======== Dataset records

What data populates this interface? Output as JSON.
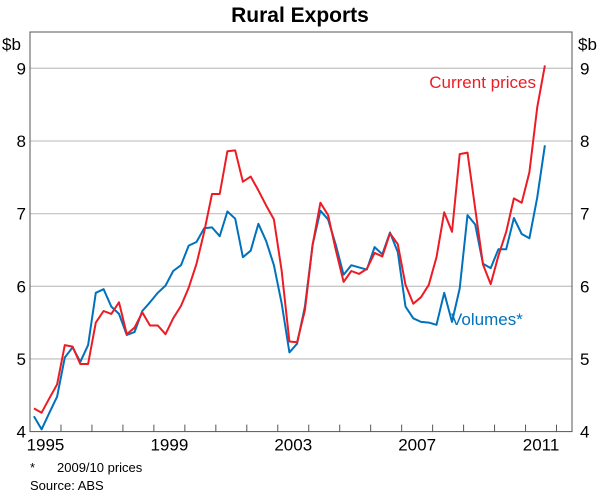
{
  "chart_data": {
    "type": "line",
    "title": "Rural Exports",
    "ylabel_left": "$b",
    "ylabel_right": "$b",
    "ylim": [
      4,
      9.5
    ],
    "yticks": [
      4,
      5,
      6,
      7,
      8,
      9
    ],
    "xlim": [
      1995,
      2012.5
    ],
    "xticks": [
      "1995",
      "1999",
      "2003",
      "2007",
      "2011"
    ],
    "xtick_years": [
      1995,
      1999,
      2003,
      2007,
      2011
    ],
    "x_start": 1995.125,
    "x_step": 0.25,
    "grid": true,
    "series": [
      {
        "name": "Current prices",
        "color": "#ed1c24",
        "values": [
          4.32,
          4.26,
          4.46,
          4.65,
          5.19,
          5.17,
          4.93,
          4.93,
          5.5,
          5.66,
          5.62,
          5.78,
          5.34,
          5.43,
          5.64,
          5.46,
          5.46,
          5.34,
          5.56,
          5.73,
          5.98,
          6.31,
          6.75,
          7.27,
          7.27,
          7.86,
          7.87,
          7.44,
          7.51,
          7.32,
          7.11,
          6.92,
          6.22,
          5.24,
          5.23,
          5.67,
          6.57,
          7.15,
          6.98,
          6.5,
          6.06,
          6.21,
          6.17,
          6.24,
          6.46,
          6.41,
          6.73,
          6.58,
          6.02,
          5.76,
          5.85,
          6.02,
          6.4,
          7.02,
          6.75,
          7.82,
          7.84,
          7.07,
          6.3,
          6.03,
          6.42,
          6.75,
          7.21,
          7.15,
          7.57,
          8.46,
          9.04
        ]
      },
      {
        "name": "Volumes*",
        "color": "#0072bc",
        "values": [
          4.21,
          4.03,
          4.26,
          4.48,
          5.02,
          5.16,
          4.96,
          5.19,
          5.91,
          5.96,
          5.72,
          5.62,
          5.33,
          5.37,
          5.66,
          5.78,
          5.91,
          6.01,
          6.21,
          6.29,
          6.56,
          6.61,
          6.8,
          6.81,
          6.69,
          7.03,
          6.93,
          6.4,
          6.49,
          6.86,
          6.62,
          6.29,
          5.77,
          5.09,
          5.21,
          5.72,
          6.57,
          7.04,
          6.92,
          6.57,
          6.16,
          6.29,
          6.26,
          6.23,
          6.54,
          6.44,
          6.74,
          6.47,
          5.72,
          5.56,
          5.51,
          5.5,
          5.47,
          5.91,
          5.51,
          5.97,
          6.98,
          6.85,
          6.31,
          6.25,
          6.51,
          6.51,
          6.94,
          6.72,
          6.66,
          7.22,
          7.94
        ]
      }
    ],
    "footnote": "*",
    "footnote_text": "2009/10 prices",
    "source": "Source: ABS"
  }
}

================

Set problem: Transcribe every line in the entries above, taking out only the images.

Right answer:
What data populates this interface? Output as JSON.
{
  "chart_data": {
    "type": "line",
    "title": "Rural Exports",
    "ylabel_left": "$b",
    "ylabel_right": "$b",
    "ylim": [
      4,
      9.5
    ],
    "yticks": [
      4,
      5,
      6,
      7,
      8,
      9
    ],
    "xlim": [
      1995,
      2012.5
    ],
    "xticks": [
      "1995",
      "1999",
      "2003",
      "2007",
      "2011"
    ],
    "xtick_years": [
      1995,
      1999,
      2003,
      2007,
      2011
    ],
    "x_start": 1995.125,
    "x_step": 0.25,
    "grid": true,
    "series": [
      {
        "name": "Current prices",
        "color": "#ed1c24",
        "values": [
          4.32,
          4.26,
          4.46,
          4.65,
          5.19,
          5.17,
          4.93,
          4.93,
          5.5,
          5.66,
          5.62,
          5.78,
          5.34,
          5.43,
          5.64,
          5.46,
          5.46,
          5.34,
          5.56,
          5.73,
          5.98,
          6.31,
          6.75,
          7.27,
          7.27,
          7.86,
          7.87,
          7.44,
          7.51,
          7.32,
          7.11,
          6.92,
          6.22,
          5.24,
          5.23,
          5.67,
          6.57,
          7.15,
          6.98,
          6.5,
          6.06,
          6.21,
          6.17,
          6.24,
          6.46,
          6.41,
          6.73,
          6.58,
          6.02,
          5.76,
          5.85,
          6.02,
          6.4,
          7.02,
          6.75,
          7.82,
          7.84,
          7.07,
          6.3,
          6.03,
          6.42,
          6.75,
          7.21,
          7.15,
          7.57,
          8.46,
          9.04
        ]
      },
      {
        "name": "Volumes*",
        "color": "#0072bc",
        "values": [
          4.21,
          4.03,
          4.26,
          4.48,
          5.02,
          5.16,
          4.96,
          5.19,
          5.91,
          5.96,
          5.72,
          5.62,
          5.33,
          5.37,
          5.66,
          5.78,
          5.91,
          6.01,
          6.21,
          6.29,
          6.56,
          6.61,
          6.8,
          6.81,
          6.69,
          7.03,
          6.93,
          6.4,
          6.49,
          6.86,
          6.62,
          6.29,
          5.77,
          5.09,
          5.21,
          5.72,
          6.57,
          7.04,
          6.92,
          6.57,
          6.16,
          6.29,
          6.26,
          6.23,
          6.54,
          6.44,
          6.74,
          6.47,
          5.72,
          5.56,
          5.51,
          5.5,
          5.47,
          5.91,
          5.51,
          5.97,
          6.98,
          6.85,
          6.31,
          6.25,
          6.51,
          6.51,
          6.94,
          6.72,
          6.66,
          7.22,
          7.94
        ]
      }
    ],
    "footnote": "*",
    "footnote_text": "2009/10 prices",
    "source": "Source: ABS"
  }
}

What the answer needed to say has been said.